#### Task:
Show all lines from the data that include the word "Disables".
============================================================
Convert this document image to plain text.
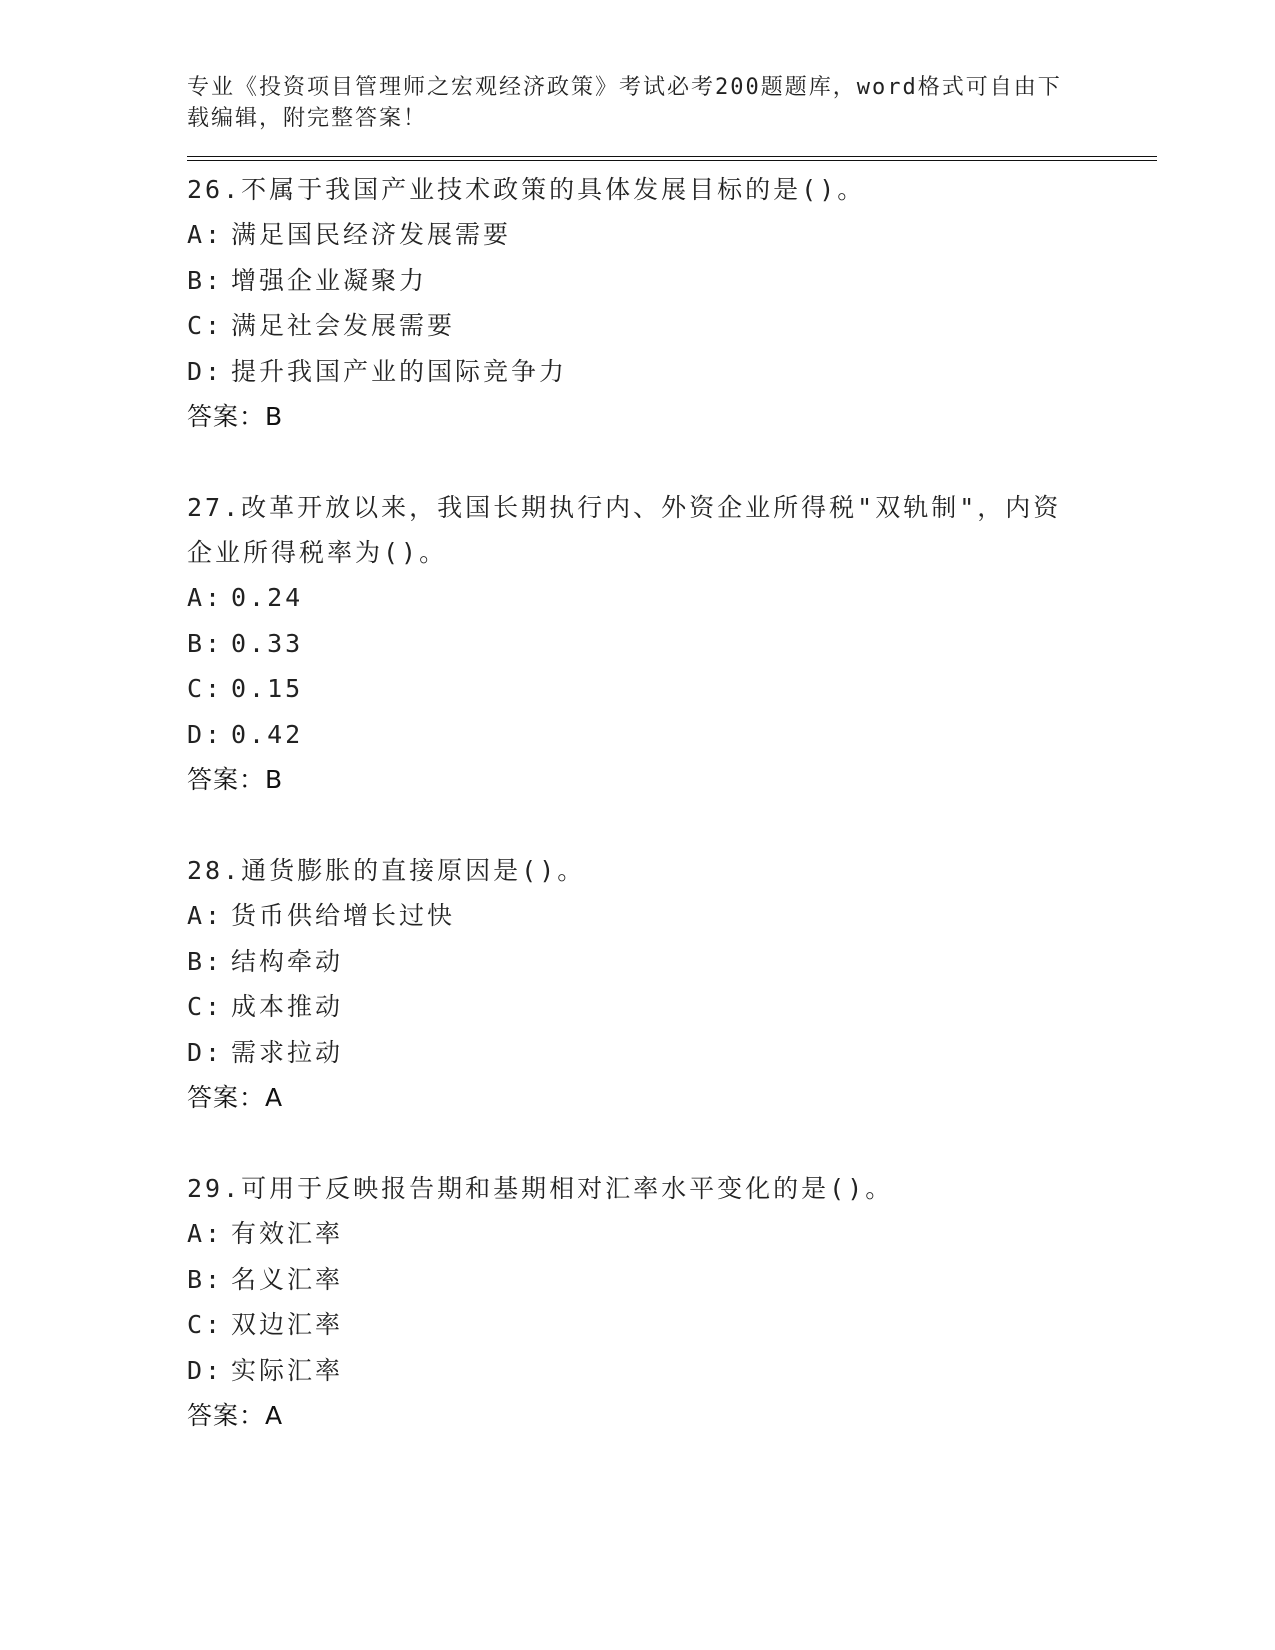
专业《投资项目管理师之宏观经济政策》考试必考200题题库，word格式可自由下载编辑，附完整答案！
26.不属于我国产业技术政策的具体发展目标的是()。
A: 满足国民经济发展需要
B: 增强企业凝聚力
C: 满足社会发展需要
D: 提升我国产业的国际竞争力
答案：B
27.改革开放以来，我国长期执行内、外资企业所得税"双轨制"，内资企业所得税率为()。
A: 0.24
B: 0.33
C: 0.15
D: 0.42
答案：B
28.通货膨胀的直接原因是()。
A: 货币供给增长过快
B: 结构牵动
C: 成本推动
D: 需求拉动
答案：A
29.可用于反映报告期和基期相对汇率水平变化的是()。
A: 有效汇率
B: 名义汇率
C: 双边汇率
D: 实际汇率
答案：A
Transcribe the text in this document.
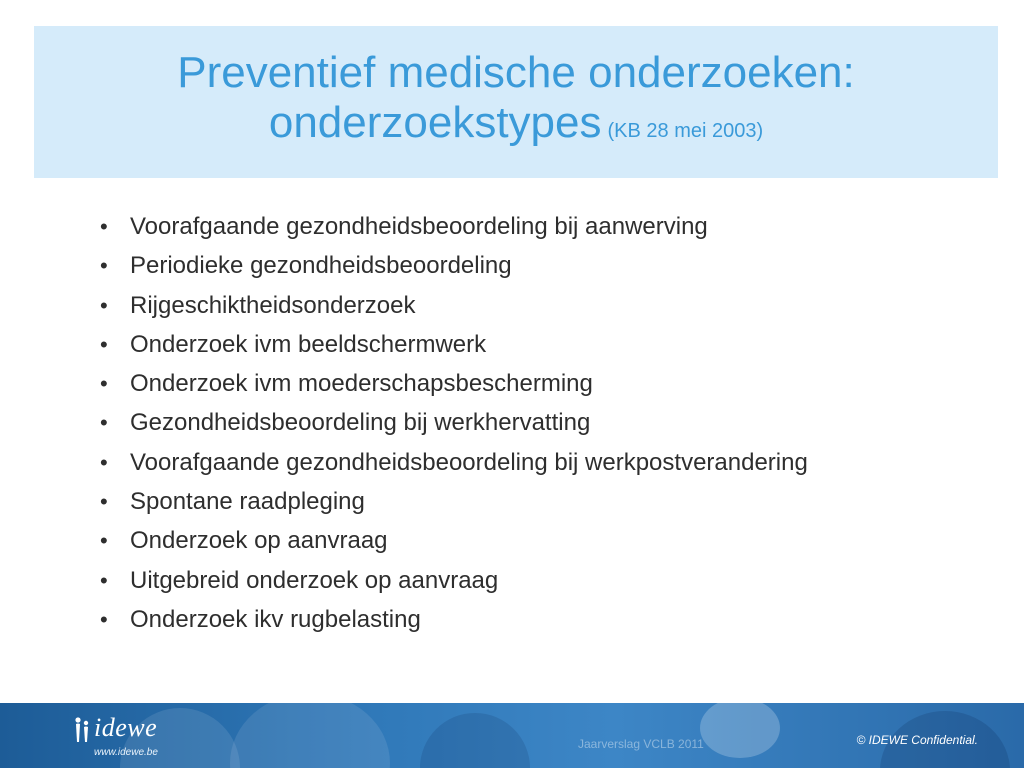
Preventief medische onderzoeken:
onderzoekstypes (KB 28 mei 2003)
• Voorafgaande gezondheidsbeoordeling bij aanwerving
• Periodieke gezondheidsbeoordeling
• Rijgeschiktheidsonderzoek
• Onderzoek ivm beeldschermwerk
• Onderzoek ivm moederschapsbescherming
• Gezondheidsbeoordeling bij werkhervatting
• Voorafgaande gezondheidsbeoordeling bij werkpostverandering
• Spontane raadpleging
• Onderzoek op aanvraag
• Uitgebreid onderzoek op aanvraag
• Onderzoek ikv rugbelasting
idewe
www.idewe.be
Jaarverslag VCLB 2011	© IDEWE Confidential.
============================================================
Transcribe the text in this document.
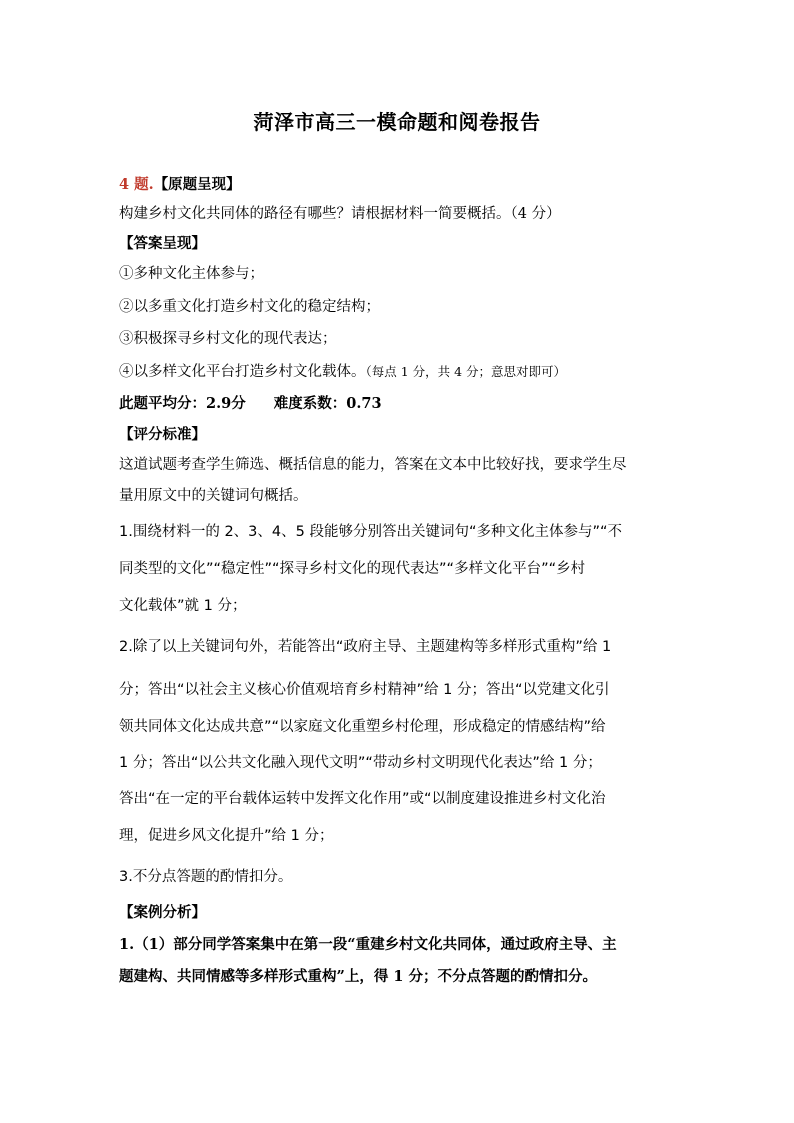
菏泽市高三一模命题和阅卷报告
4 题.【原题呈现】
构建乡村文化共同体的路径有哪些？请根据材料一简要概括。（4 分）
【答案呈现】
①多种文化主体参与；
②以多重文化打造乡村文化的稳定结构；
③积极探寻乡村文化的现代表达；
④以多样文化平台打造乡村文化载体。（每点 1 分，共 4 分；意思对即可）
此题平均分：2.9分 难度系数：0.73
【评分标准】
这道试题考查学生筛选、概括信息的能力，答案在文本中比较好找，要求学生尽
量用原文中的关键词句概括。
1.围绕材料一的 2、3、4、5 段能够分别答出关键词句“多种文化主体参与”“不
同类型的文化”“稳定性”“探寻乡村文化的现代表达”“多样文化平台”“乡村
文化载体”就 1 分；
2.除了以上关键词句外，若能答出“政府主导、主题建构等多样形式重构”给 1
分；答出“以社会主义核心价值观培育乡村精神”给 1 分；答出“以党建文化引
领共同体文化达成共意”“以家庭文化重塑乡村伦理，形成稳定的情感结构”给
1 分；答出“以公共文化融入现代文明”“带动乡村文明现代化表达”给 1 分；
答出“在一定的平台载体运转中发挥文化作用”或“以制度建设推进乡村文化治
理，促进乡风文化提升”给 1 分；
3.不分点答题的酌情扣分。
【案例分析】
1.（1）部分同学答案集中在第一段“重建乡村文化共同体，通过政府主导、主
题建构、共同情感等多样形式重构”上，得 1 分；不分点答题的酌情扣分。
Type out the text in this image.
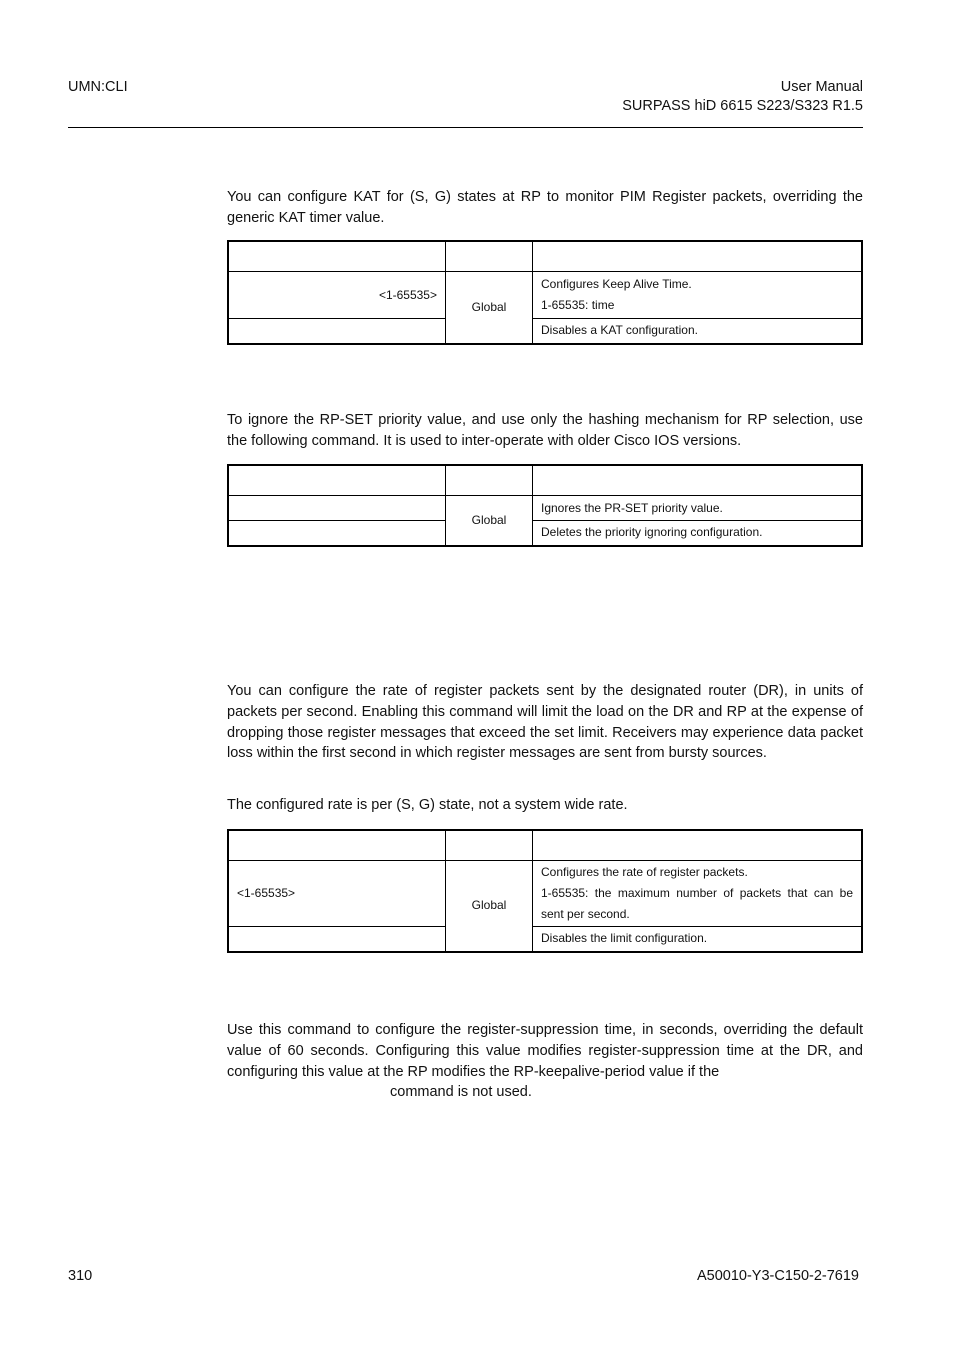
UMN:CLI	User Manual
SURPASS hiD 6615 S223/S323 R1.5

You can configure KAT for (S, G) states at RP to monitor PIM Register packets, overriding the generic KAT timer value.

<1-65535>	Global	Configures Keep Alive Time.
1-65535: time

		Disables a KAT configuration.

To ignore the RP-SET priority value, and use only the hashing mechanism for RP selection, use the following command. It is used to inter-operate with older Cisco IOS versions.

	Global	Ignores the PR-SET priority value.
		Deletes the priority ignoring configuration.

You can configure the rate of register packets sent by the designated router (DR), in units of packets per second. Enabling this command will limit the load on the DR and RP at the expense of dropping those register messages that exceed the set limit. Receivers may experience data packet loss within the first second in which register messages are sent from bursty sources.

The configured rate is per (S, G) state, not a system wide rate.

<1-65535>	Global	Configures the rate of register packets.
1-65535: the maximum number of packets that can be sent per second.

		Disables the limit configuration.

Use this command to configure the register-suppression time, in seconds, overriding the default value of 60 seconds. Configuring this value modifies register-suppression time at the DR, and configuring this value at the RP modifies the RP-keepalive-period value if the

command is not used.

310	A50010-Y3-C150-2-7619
============================================================
#### Solution to this task:
		Disables a KAT configuration.
		Disables the limit configuration.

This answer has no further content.